**DATA FOR THIS TASK**:
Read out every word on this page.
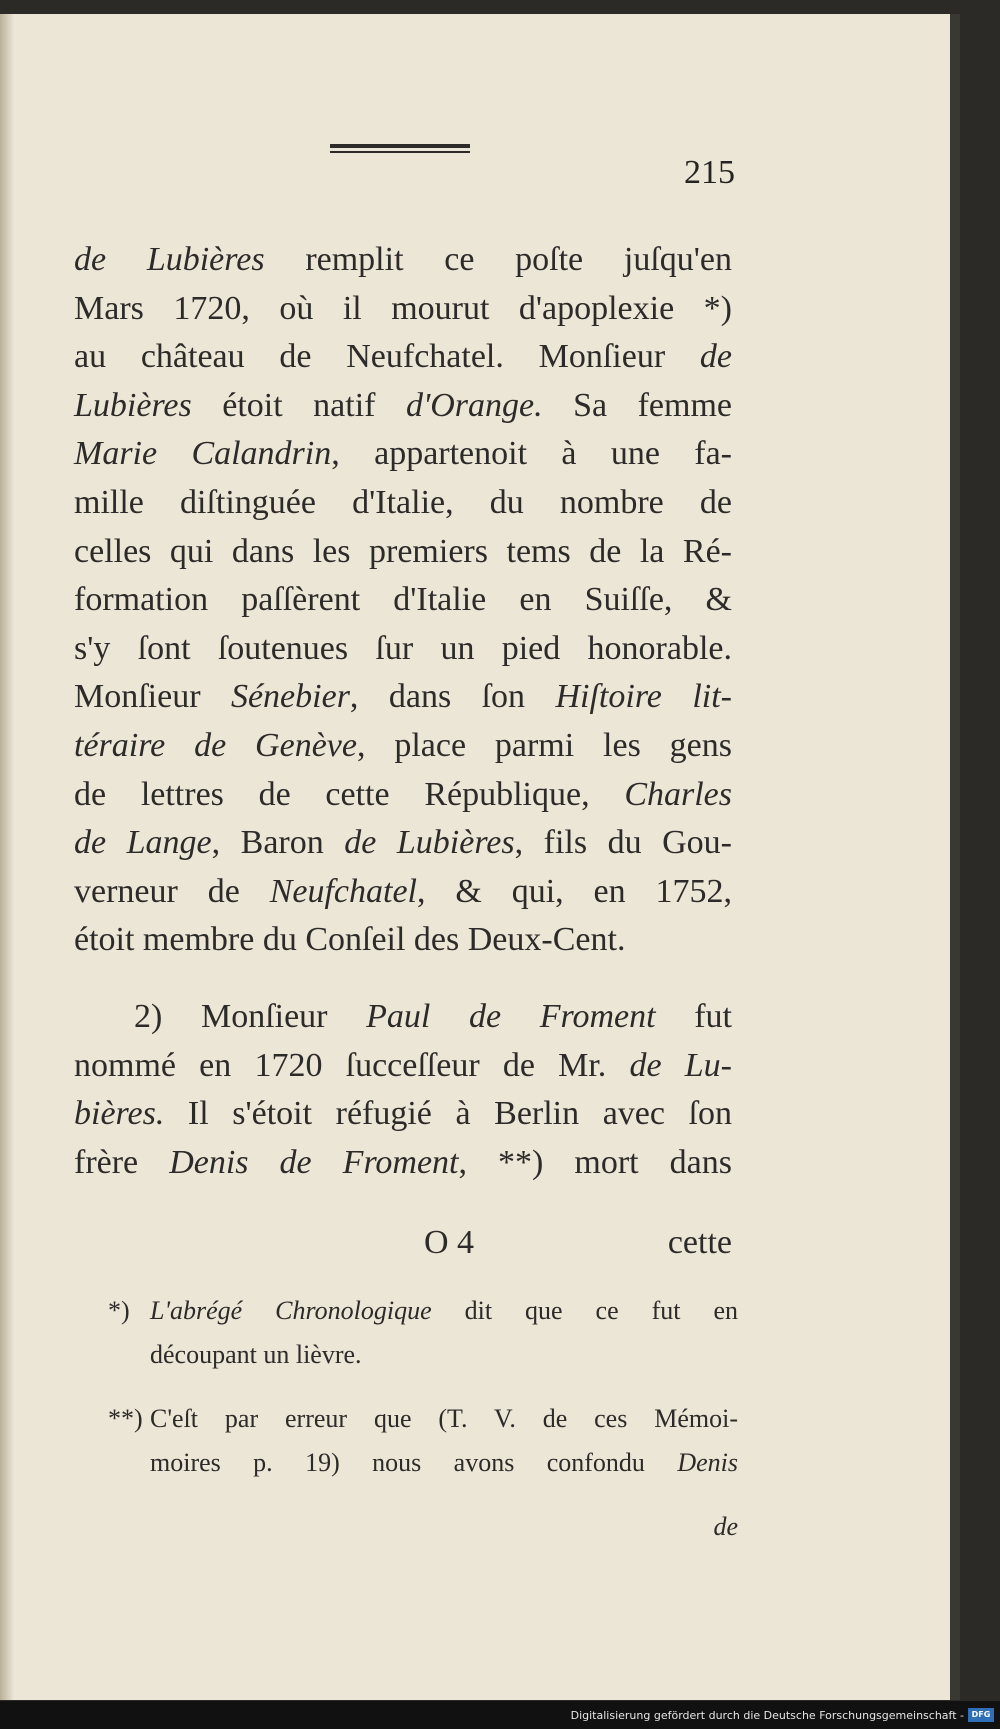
215

de Lubières remplit ce poſte juſqu'en
Mars 1720, où il mourut d'apoplexie *)
au château de Neufchatel. Monſieur de
Lubières étoit natif d'Orange. Sa femme
Marie Calandrin, appartenoit à une fa-
mille diſtinguée d'Italie, du nombre de
celles qui dans les premiers tems de la Ré-
formation paſſèrent d'Italie en Suiſſe, &
s'y ſont ſoutenues ſur un pied honorable.
Monſieur Sénebier, dans ſon Hiſtoire lit-
téraire de Genève, place parmi les gens
de lettres de cette République, Charles
de Lange, Baron de Lubières, fils du Gou-
verneur de Neufchatel, & qui, en 1752,
étoit membre du Conſeil des Deux-Cent.

2) Monſieur Paul de Froment fut
nommé en 1720 ſucceſſeur de Mr. de Lu-
bières. Il s'étoit réfugié à Berlin avec ſon
frère Denis de Froment, **) mort dans

O 4	cette
*) L'abrégé Chronologique dit que ce fut en
découpant un lièvre.
**) C'eſt par erreur que (T. V. de ces Mémoi-
moires p. 19) nous avons confondu Denis
de
Digitalisierung gefördert durch die Deutsche Forschungsgemeinschaft - DFG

**STATED PROBLEM**: Repeat the data exactly, excluding the pictures.

**WORKED SOLUTION**:
Read out every word on this page.
215

de Lubières remplit ce poſte juſqu'en
Mars 1720, où il mourut d'apoplexie *)
au château de Neufchatel. Monſieur de
Lubières étoit natif d'Orange. Sa femme
Marie Calandrin, appartenoit à une fa-
mille diſtinguée d'Italie, du nombre de
celles qui dans les premiers tems de la Ré-
formation paſſèrent d'Italie en Suiſſe, &
s'y ſont ſoutenues ſur un pied honorable.
Monſieur Sénebier, dans ſon Hiſtoire lit-
téraire de Genève, place parmi les gens
de lettres de cette République, Charles
de Lange, Baron de Lubières, fils du Gou-
verneur de Neufchatel, & qui, en 1752,
étoit membre du Conſeil des Deux-Cent.

2) Monſieur Paul de Froment fut
nommé en 1720 ſucceſſeur de Mr. de Lu-
bières. Il s'étoit réfugié à Berlin avec ſon
frère Denis de Froment, **) mort dans

O 4	cette
*) L'abrégé Chronologique dit que ce fut en
découpant un lièvre.
**) C'eſt par erreur que (T. V. de ces Mémoi-
moires p. 19) nous avons confondu Denis
de
Digitalisierung gefördert durch die Deutsche Forschungsgemeinschaft - DFG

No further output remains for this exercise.